(Collected data)
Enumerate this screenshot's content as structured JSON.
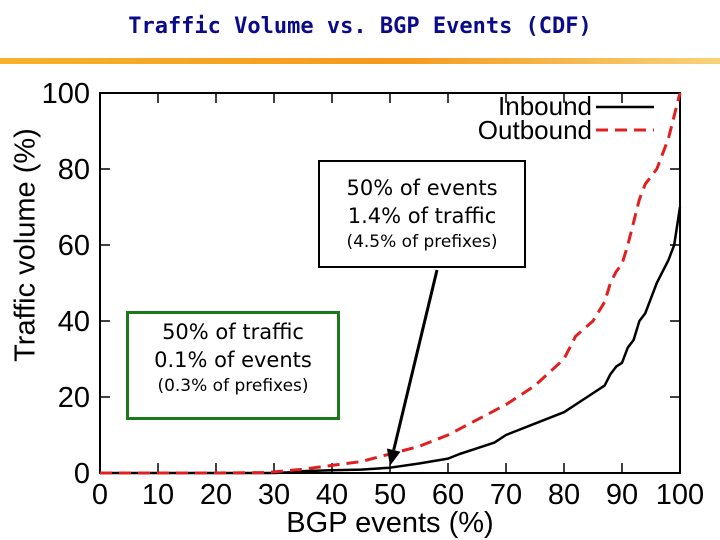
{
  "title": "Traffic Volume vs. BGP Events (CDF)",
  "colors": {
    "title": "#0b0b8a",
    "inbound": "#000000",
    "outbound": "#e02020",
    "left_callout_border": "#1a7a1a"
  },
  "chart_data": {
    "type": "line",
    "xlabel": "BGP events (%)",
    "ylabel": "Traffic volume (%)",
    "xlim": [
      0,
      100
    ],
    "ylim": [
      0,
      100
    ],
    "xticks": [
      "0",
      "10",
      "20",
      "30",
      "40",
      "50",
      "60",
      "70",
      "80",
      "90",
      "100"
    ],
    "yticks": [
      "0",
      "20",
      "40",
      "60",
      "80",
      "100"
    ],
    "legend_placement": "top-right",
    "grid": false,
    "series": [
      {
        "name": "Inbound",
        "style": "solid",
        "x": [
          0,
          30,
          33,
          35,
          40,
          45,
          50,
          55,
          60,
          62,
          65,
          68,
          70,
          75,
          80,
          84,
          87,
          88,
          89,
          90,
          91,
          92,
          93,
          94,
          95,
          96,
          97,
          98,
          99,
          100
        ],
        "y": [
          0,
          0,
          0.2,
          0.5,
          0.7,
          0.9,
          1.4,
          2.5,
          3.8,
          5,
          6.5,
          8,
          10,
          13,
          16,
          20,
          23,
          26,
          28,
          29,
          33,
          35,
          40,
          42,
          46,
          50,
          53,
          56,
          60,
          70
        ]
      },
      {
        "name": "Outbound",
        "style": "dashed",
        "x": [
          0,
          20,
          28,
          30,
          35,
          40,
          45,
          50,
          55,
          60,
          65,
          70,
          75,
          80,
          82,
          85,
          87,
          88,
          89,
          90,
          91,
          92,
          93,
          94,
          95,
          96,
          97,
          98,
          99,
          100
        ],
        "y": [
          0,
          0,
          0.1,
          0.3,
          1,
          2,
          3,
          5,
          7,
          10,
          14,
          18,
          23,
          30,
          36,
          40,
          45,
          50,
          53,
          55,
          60,
          66,
          72,
          76,
          78,
          80,
          84,
          88,
          94,
          100
        ]
      }
    ],
    "annotations": [
      {
        "id": "right",
        "lines": [
          "50% of events",
          "1.4% of traffic",
          "(4.5% of prefixes)"
        ],
        "arrow_to": [
          50,
          1.4
        ]
      },
      {
        "id": "left",
        "lines": [
          "50% of traffic",
          "0.1% of events",
          "(0.3% of prefixes)"
        ]
      }
    ]
  }
}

▶ [DIRECTIONS FOR THIS TASK] Write out the material above again, word for word, minus its pictures.

▶ [SOLUTION BELOW]
Enumerate this screenshot's content as structured JSON.
{
  "title": "Traffic Volume vs. BGP Events (CDF)",
  "colors": {
    "title": "#0b0b8a",
    "inbound": "#000000",
    "outbound": "#e02020",
    "left_callout_border": "#1a7a1a"
  },
  "chart_data": {
    "type": "line",
    "xlabel": "BGP events (%)",
    "ylabel": "Traffic volume (%)",
    "xlim": [
      0,
      100
    ],
    "ylim": [
      0,
      100
    ],
    "xticks": [
      "0",
      "10",
      "20",
      "30",
      "40",
      "50",
      "60",
      "70",
      "80",
      "90",
      "100"
    ],
    "yticks": [
      "0",
      "20",
      "40",
      "60",
      "80",
      "100"
    ],
    "legend_placement": "top-right",
    "grid": false,
    "series": [
      {
        "name": "Inbound",
        "style": "solid",
        "x": [
          0,
          30,
          33,
          35,
          40,
          45,
          50,
          55,
          60,
          62,
          65,
          68,
          70,
          75,
          80,
          84,
          87,
          88,
          89,
          90,
          91,
          92,
          93,
          94,
          95,
          96,
          97,
          98,
          99,
          100
        ],
        "y": [
          0,
          0,
          0.2,
          0.5,
          0.7,
          0.9,
          1.4,
          2.5,
          3.8,
          5,
          6.5,
          8,
          10,
          13,
          16,
          20,
          23,
          26,
          28,
          29,
          33,
          35,
          40,
          42,
          46,
          50,
          53,
          56,
          60,
          70
        ]
      },
      {
        "name": "Outbound",
        "style": "dashed",
        "x": [
          0,
          20,
          28,
          30,
          35,
          40,
          45,
          50,
          55,
          60,
          65,
          70,
          75,
          80,
          82,
          85,
          87,
          88,
          89,
          90,
          91,
          92,
          93,
          94,
          95,
          96,
          97,
          98,
          99,
          100
        ],
        "y": [
          0,
          0,
          0.1,
          0.3,
          1,
          2,
          3,
          5,
          7,
          10,
          14,
          18,
          23,
          30,
          36,
          40,
          45,
          50,
          53,
          55,
          60,
          66,
          72,
          76,
          78,
          80,
          84,
          88,
          94,
          100
        ]
      }
    ],
    "annotations": [
      {
        "id": "right",
        "lines": [
          "50% of events",
          "1.4% of traffic",
          "(4.5% of prefixes)"
        ],
        "arrow_to": [
          50,
          1.4
        ]
      },
      {
        "id": "left",
        "lines": [
          "50% of traffic",
          "0.1% of events",
          "(0.3% of prefixes)"
        ]
      }
    ]
  }
}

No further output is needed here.